| EXERCISE DESCRIPTION |
The records below are to be copied word for word, with every picture left out.

** start MATERIALS PROVIDED **

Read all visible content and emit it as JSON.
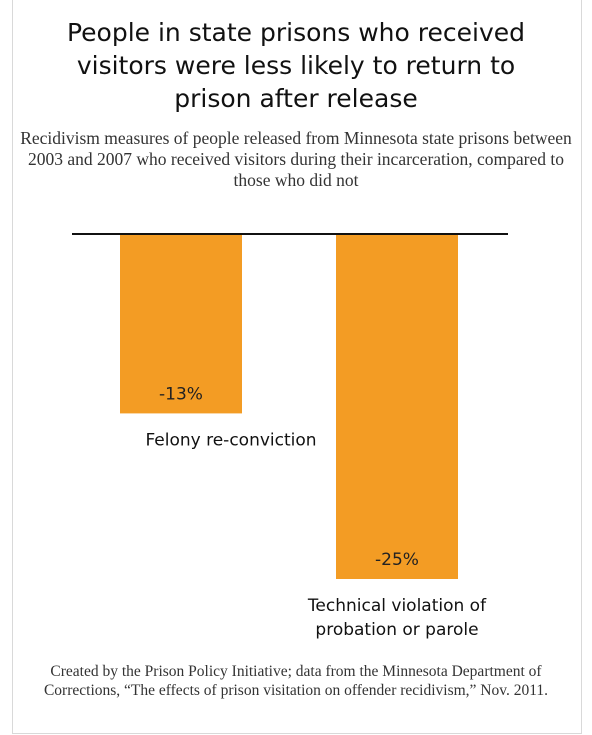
{
  "title": "People in state prisons who received visitors were less likely to return to prison after release",
  "subtitle": "Recidivism measures of people released from Minnesota state prisons between 2003 and 2007 who received visitors during their incarceration, compared to those who did not",
  "credit": "Created by the Prison Policy Initiative; data from the Minnesota Department of Corrections, “The effects of prison visitation on offender recidivism,” Nov. 2011.",
  "colors": {
    "bar": "#F39C24",
    "axis": "#111111"
  },
  "chart_data": {
    "type": "bar",
    "orientation": "vertical",
    "categories": [
      "Felony re-conviction",
      "Technical violation of probation or parole"
    ],
    "values": [
      -13,
      -25
    ],
    "data_labels": [
      "-13%",
      "-25%"
    ],
    "ylim": [
      -25,
      0
    ],
    "grid": false,
    "legend": "none"
  }
}
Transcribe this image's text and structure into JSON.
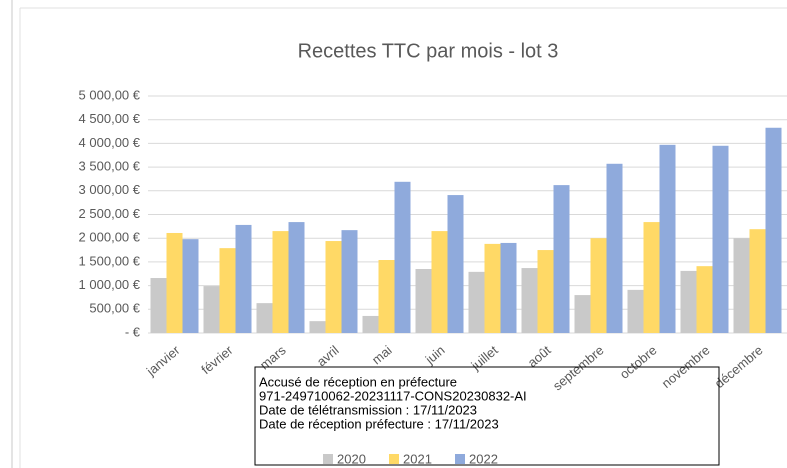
{
  "chart_data": {
    "type": "bar",
    "title": "Recettes TTC par mois - lot 3",
    "categories": [
      "janvier",
      "février",
      "mars",
      "avril",
      "mai",
      "juin",
      "juillet",
      "août",
      "septembre",
      "octobre",
      "novembre",
      "décembre"
    ],
    "series": [
      {
        "name": "2020",
        "color": "#c9c9c9",
        "values": [
          1160,
          990,
          630,
          250,
          360,
          1350,
          1290,
          1370,
          800,
          910,
          1310,
          2000
        ]
      },
      {
        "name": "2021",
        "color": "#ffd966",
        "values": [
          2110,
          1790,
          2150,
          1940,
          1540,
          2150,
          1880,
          1750,
          2000,
          2340,
          1410,
          2190
        ]
      },
      {
        "name": "2022",
        "color": "#8faadc",
        "values": [
          1980,
          2280,
          2340,
          2170,
          3190,
          2910,
          1900,
          3120,
          3570,
          3970,
          3950,
          4330
        ]
      }
    ],
    "ylim": [
      0,
      5000
    ],
    "yticks": [
      {
        "value": 0,
        "label": " -   €"
      },
      {
        "value": 500,
        "label": "500,00 €"
      },
      {
        "value": 1000,
        "label": "1 000,00 €"
      },
      {
        "value": 1500,
        "label": "1 500,00 €"
      },
      {
        "value": 2000,
        "label": "2 000,00 €"
      },
      {
        "value": 2500,
        "label": "2 500,00 €"
      },
      {
        "value": 3000,
        "label": "3 000,00 €"
      },
      {
        "value": 3500,
        "label": "3 500,00 €"
      },
      {
        "value": 4000,
        "label": "4 000,00 €"
      },
      {
        "value": 4500,
        "label": "4 500,00 €"
      },
      {
        "value": 5000,
        "label": "5 000,00 €"
      }
    ],
    "grid": true,
    "legend": "bottom",
    "annotations": [
      "Accusé de réception en préfecture",
      "971-249710062-20231117-CONS20230832-AI",
      "Date de télétransmission : 17/11/2023",
      "Date de réception préfecture : 17/11/2023"
    ]
  }
}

** end MATERIALS PROVIDED **

| REPLY TO THE TASK |
Read all visible content and emit it as JSON.
{
  "title": "People in state prisons who received visitors were less likely to return to prison after release",
  "subtitle": "Recidivism measures of people released from Minnesota state prisons between 2003 and 2007 who received visitors during their incarceration, compared to those who did not",
  "credit": "Created by the Prison Policy Initiative; data from the Minnesota Department of Corrections, “The effects of prison visitation on offender recidivism,” Nov. 2011.",
  "colors": {
    "bar": "#F39C24",
    "axis": "#111111"
  },
  "chart_data": {
    "type": "bar",
    "orientation": "vertical",
    "categories": [
      "Felony re-conviction",
      "Technical violation of probation or parole"
    ],
    "values": [
      -13,
      -25
    ],
    "data_labels": [
      "-13%",
      "-25%"
    ],
    "ylim": [
      -25,
      0
    ],
    "grid": false,
    "legend": "none"
  }
}
Transcribe this image's text and structure into JSON.
{
  "chart_data": {
    "type": "bar",
    "title": "Recettes TTC par mois - lot 3",
    "categories": [
      "janvier",
      "février",
      "mars",
      "avril",
      "mai",
      "juin",
      "juillet",
      "août",
      "septembre",
      "octobre",
      "novembre",
      "décembre"
    ],
    "series": [
      {
        "name": "2020",
        "color": "#c9c9c9",
        "values": [
          1160,
          990,
          630,
          250,
          360,
          1350,
          1290,
          1370,
          800,
          910,
          1310,
          2000
        ]
      },
      {
        "name": "2021",
        "color": "#ffd966",
        "values": [
          2110,
          1790,
          2150,
          1940,
          1540,
          2150,
          1880,
          1750,
          2000,
          2340,
          1410,
          2190
        ]
      },
      {
        "name": "2022",
        "color": "#8faadc",
        "values": [
          1980,
          2280,
          2340,
          2170,
          3190,
          2910,
          1900,
          3120,
          3570,
          3970,
          3950,
          4330
        ]
      }
    ],
    "ylim": [
      0,
      5000
    ],
    "yticks": [
      {
        "value": 0,
        "label": " -   €"
      },
      {
        "value": 500,
        "label": "500,00 €"
      },
      {
        "value": 1000,
        "label": "1 000,00 €"
      },
      {
        "value": 1500,
        "label": "1 500,00 €"
      },
      {
        "value": 2000,
        "label": "2 000,00 €"
      },
      {
        "value": 2500,
        "label": "2 500,00 €"
      },
      {
        "value": 3000,
        "label": "3 000,00 €"
      },
      {
        "value": 3500,
        "label": "3 500,00 €"
      },
      {
        "value": 4000,
        "label": "4 000,00 €"
      },
      {
        "value": 4500,
        "label": "4 500,00 €"
      },
      {
        "value": 5000,
        "label": "5 000,00 €"
      }
    ],
    "grid": true,
    "legend": "bottom",
    "annotations": [
      "Accusé de réception en préfecture",
      "971-249710062-20231117-CONS20230832-AI",
      "Date de télétransmission : 17/11/2023",
      "Date de réception préfecture : 17/11/2023"
    ]
  }
}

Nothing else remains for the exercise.